Start of Information given

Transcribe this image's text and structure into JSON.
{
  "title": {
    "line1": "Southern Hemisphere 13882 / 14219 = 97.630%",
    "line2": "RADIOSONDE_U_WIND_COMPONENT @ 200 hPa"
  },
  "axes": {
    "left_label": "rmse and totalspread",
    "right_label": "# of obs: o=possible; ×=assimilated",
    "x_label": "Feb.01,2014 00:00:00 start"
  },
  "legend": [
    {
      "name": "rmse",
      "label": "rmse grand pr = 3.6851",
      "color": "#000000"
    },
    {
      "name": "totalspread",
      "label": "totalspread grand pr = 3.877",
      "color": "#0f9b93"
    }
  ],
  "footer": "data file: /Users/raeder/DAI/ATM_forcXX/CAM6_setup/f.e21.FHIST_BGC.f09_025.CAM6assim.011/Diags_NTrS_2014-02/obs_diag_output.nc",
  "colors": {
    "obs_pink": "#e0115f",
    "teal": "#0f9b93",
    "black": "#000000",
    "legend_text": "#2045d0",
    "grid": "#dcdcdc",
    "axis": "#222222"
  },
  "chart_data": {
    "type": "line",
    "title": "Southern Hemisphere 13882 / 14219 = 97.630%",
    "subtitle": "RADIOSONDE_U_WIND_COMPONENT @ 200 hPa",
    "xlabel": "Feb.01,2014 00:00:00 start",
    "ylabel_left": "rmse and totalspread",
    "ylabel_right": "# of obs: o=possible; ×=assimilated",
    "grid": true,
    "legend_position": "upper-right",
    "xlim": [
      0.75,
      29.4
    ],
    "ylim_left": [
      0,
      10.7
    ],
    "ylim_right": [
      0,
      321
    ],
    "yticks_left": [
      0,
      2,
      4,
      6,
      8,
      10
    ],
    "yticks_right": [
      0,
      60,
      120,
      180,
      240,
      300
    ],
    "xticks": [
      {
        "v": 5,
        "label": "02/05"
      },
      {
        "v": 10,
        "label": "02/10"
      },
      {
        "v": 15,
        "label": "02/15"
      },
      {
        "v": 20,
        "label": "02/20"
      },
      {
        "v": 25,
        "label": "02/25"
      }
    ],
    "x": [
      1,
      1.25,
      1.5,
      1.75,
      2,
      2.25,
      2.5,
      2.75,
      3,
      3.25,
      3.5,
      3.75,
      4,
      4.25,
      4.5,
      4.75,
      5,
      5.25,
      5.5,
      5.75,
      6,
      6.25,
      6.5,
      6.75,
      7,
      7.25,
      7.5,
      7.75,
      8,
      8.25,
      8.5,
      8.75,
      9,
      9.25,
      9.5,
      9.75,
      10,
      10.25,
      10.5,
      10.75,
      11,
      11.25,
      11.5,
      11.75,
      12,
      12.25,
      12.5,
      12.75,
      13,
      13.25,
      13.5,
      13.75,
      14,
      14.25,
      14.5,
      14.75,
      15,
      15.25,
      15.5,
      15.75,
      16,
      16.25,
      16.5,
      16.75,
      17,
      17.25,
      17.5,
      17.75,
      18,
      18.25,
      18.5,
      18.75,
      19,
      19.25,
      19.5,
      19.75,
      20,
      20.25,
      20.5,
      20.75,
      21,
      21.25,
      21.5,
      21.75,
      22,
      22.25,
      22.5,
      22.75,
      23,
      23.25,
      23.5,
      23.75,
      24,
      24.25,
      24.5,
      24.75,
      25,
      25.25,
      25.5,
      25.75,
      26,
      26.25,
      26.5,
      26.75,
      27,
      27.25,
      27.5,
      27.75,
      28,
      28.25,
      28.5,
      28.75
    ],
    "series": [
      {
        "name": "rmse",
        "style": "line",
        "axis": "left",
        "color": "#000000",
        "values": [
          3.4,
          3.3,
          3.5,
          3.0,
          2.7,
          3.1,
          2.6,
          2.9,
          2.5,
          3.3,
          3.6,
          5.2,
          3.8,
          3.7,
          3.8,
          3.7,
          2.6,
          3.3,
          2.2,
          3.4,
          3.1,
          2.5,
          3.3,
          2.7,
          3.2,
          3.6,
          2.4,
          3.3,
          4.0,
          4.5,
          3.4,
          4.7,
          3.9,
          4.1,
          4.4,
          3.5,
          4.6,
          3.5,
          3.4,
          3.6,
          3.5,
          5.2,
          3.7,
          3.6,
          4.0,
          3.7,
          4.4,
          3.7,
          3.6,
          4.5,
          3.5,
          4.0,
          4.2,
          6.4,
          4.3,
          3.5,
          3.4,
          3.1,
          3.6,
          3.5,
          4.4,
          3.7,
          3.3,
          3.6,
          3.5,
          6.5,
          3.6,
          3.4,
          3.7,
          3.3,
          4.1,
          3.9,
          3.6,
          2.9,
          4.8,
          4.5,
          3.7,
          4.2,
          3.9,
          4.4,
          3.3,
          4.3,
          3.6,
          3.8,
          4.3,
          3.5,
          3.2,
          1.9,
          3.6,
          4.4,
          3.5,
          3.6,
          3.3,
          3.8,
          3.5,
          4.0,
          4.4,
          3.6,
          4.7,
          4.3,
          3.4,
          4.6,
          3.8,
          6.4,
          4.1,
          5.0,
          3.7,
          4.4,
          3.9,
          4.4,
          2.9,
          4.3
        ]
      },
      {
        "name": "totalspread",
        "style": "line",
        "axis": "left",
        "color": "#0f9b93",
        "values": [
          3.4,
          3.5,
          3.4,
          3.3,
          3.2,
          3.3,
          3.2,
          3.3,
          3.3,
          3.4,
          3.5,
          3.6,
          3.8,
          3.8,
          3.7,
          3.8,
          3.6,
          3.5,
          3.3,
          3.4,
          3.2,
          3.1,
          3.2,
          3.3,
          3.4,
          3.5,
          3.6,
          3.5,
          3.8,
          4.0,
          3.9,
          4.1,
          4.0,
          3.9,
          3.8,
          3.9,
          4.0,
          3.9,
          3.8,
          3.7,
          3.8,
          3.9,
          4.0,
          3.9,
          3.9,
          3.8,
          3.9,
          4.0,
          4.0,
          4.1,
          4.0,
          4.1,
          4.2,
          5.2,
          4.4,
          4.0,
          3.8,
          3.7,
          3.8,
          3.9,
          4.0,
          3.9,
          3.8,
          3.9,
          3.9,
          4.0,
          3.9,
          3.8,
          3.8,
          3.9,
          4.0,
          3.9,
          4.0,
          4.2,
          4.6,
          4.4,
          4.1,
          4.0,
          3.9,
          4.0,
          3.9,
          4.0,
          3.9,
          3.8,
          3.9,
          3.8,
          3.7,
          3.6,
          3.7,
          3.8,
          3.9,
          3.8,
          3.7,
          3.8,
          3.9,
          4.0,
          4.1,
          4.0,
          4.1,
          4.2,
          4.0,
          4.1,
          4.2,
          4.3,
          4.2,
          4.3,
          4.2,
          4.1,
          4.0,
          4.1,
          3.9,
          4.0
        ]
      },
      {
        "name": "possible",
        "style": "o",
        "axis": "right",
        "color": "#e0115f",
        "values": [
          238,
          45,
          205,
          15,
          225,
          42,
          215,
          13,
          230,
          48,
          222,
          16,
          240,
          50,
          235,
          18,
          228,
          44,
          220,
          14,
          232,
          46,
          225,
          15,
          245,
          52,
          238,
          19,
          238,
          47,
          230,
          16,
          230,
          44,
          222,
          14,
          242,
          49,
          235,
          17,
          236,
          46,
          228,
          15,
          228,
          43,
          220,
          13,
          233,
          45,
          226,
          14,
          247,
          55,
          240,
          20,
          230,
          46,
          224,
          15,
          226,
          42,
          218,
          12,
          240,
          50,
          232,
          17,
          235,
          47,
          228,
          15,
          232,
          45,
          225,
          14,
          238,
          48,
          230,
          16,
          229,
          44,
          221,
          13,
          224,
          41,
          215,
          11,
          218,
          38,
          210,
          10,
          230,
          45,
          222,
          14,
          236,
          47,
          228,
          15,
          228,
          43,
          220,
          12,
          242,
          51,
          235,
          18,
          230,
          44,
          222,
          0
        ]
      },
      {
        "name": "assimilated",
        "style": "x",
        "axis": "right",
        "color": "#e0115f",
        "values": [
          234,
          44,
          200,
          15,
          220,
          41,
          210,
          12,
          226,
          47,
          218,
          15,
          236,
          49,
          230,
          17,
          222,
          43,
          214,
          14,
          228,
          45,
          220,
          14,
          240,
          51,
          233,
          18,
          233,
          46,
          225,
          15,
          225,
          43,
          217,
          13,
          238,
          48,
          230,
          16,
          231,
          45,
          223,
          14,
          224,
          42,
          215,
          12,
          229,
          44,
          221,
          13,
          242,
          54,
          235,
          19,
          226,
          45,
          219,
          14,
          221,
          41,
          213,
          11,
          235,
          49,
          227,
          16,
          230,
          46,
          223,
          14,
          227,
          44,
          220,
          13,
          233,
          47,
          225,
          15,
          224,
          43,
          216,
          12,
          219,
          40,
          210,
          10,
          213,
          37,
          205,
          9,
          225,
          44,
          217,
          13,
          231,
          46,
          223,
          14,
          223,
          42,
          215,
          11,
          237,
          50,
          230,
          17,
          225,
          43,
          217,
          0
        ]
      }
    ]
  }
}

End of Information given

What the task requires> From the entries above, return each line with the word "grand" in it.

Task answer>
      "label": "rmse grand pr = 3.6851",
      "label": "totalspread grand pr = 3.877",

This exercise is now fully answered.